STATED TASK
Retype each record shown below, leaving every character as it is.

Stored records:
━━━
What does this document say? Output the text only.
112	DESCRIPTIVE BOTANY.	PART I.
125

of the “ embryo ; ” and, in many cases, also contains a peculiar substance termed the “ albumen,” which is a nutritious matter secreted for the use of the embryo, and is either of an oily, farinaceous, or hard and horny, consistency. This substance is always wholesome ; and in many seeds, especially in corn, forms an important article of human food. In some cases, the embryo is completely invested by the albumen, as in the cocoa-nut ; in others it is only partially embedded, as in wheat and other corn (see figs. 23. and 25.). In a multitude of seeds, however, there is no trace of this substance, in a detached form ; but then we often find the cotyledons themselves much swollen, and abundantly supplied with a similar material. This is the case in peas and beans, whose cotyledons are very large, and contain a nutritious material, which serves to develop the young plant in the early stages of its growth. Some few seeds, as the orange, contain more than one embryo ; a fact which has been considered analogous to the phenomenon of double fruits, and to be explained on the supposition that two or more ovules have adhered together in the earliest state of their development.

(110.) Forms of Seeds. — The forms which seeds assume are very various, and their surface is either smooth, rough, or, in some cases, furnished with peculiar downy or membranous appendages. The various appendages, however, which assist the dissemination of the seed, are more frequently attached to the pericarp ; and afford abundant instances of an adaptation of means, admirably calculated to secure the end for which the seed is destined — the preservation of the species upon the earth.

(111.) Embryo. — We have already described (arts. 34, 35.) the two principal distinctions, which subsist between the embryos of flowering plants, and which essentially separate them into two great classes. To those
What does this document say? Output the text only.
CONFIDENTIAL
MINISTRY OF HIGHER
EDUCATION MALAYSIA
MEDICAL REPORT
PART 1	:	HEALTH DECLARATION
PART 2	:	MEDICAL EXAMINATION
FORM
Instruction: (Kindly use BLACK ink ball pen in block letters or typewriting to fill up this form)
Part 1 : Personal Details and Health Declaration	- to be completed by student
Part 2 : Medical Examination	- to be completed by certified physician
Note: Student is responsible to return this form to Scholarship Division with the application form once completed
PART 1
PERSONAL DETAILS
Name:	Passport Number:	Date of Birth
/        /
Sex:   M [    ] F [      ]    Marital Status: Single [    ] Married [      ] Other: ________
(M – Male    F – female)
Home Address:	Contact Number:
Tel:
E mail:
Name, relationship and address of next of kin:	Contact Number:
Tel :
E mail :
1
━━━
RIGHT ANSWER
What does this document say? Output the text only.
112	DESCRIPTIVE BOTANY.	PART I.
125

of the “ embryo ; ” and, in many cases, also contains a peculiar substance termed the “ albumen,” which is a nutritious matter secreted for the use of the embryo, and is either of an oily, farinaceous, or hard and horny, consistency. This substance is always wholesome ; and in many seeds, especially in corn, forms an important article of human food. In some cases, the embryo is completely invested by the albumen, as in the cocoa-nut ; in others it is only partially embedded, as in wheat and other corn (see figs. 23. and 25.). In a multitude of seeds, however, there is no trace of this substance, in a detached form ; but then we often find the cotyledons themselves much swollen, and abundantly supplied with a similar material. This is the case in peas and beans, whose cotyledons are very large, and contain a nutritious material, which serves to develop the young plant in the early stages of its growth. Some few seeds, as the orange, contain more than one embryo ; a fact which has been considered analogous to the phenomenon of double fruits, and to be explained on the supposition that two or more ovules have adhered together in the earliest state of their development.

(110.) Forms of Seeds. — The forms which seeds assume are very various, and their surface is either smooth, rough, or, in some cases, furnished with peculiar downy or membranous appendages. The various appendages, however, which assist the dissemination of the seed, are more frequently attached to the pericarp ; and afford abundant instances of an adaptation of means, admirably calculated to secure the end for which the seed is destined — the preservation of the species upon the earth.

(111.) Embryo. — We have already described (arts. 34, 35.) the two principal distinctions, which subsist between the embryos of flowering plants, and which essentially separate them into two great classes. To those
What does this document say? Output the text only.
CONFIDENTIAL
MINISTRY OF HIGHER
EDUCATION MALAYSIA
MEDICAL REPORT
PART 1	:	HEALTH DECLARATION
PART 2	:	MEDICAL EXAMINATION
FORM
Instruction: (Kindly use BLACK ink ball pen in block letters or typewriting to fill up this form)
Part 1 : Personal Details and Health Declaration	- to be completed by student
Part 2 : Medical Examination	- to be completed by certified physician
Note: Student is responsible to return this form to Scholarship Division with the application form once completed
PART 1
PERSONAL DETAILS
Name:	Passport Number:	Date of Birth
/        /
Sex:   M [    ] F [      ]    Marital Status: Single [    ] Married [      ] Other: ________
(M – Male    F – female)
Home Address:	Contact Number:
Tel:
E mail:
Name, relationship and address of next of kin:	Contact Number:
Tel :
E mail :
1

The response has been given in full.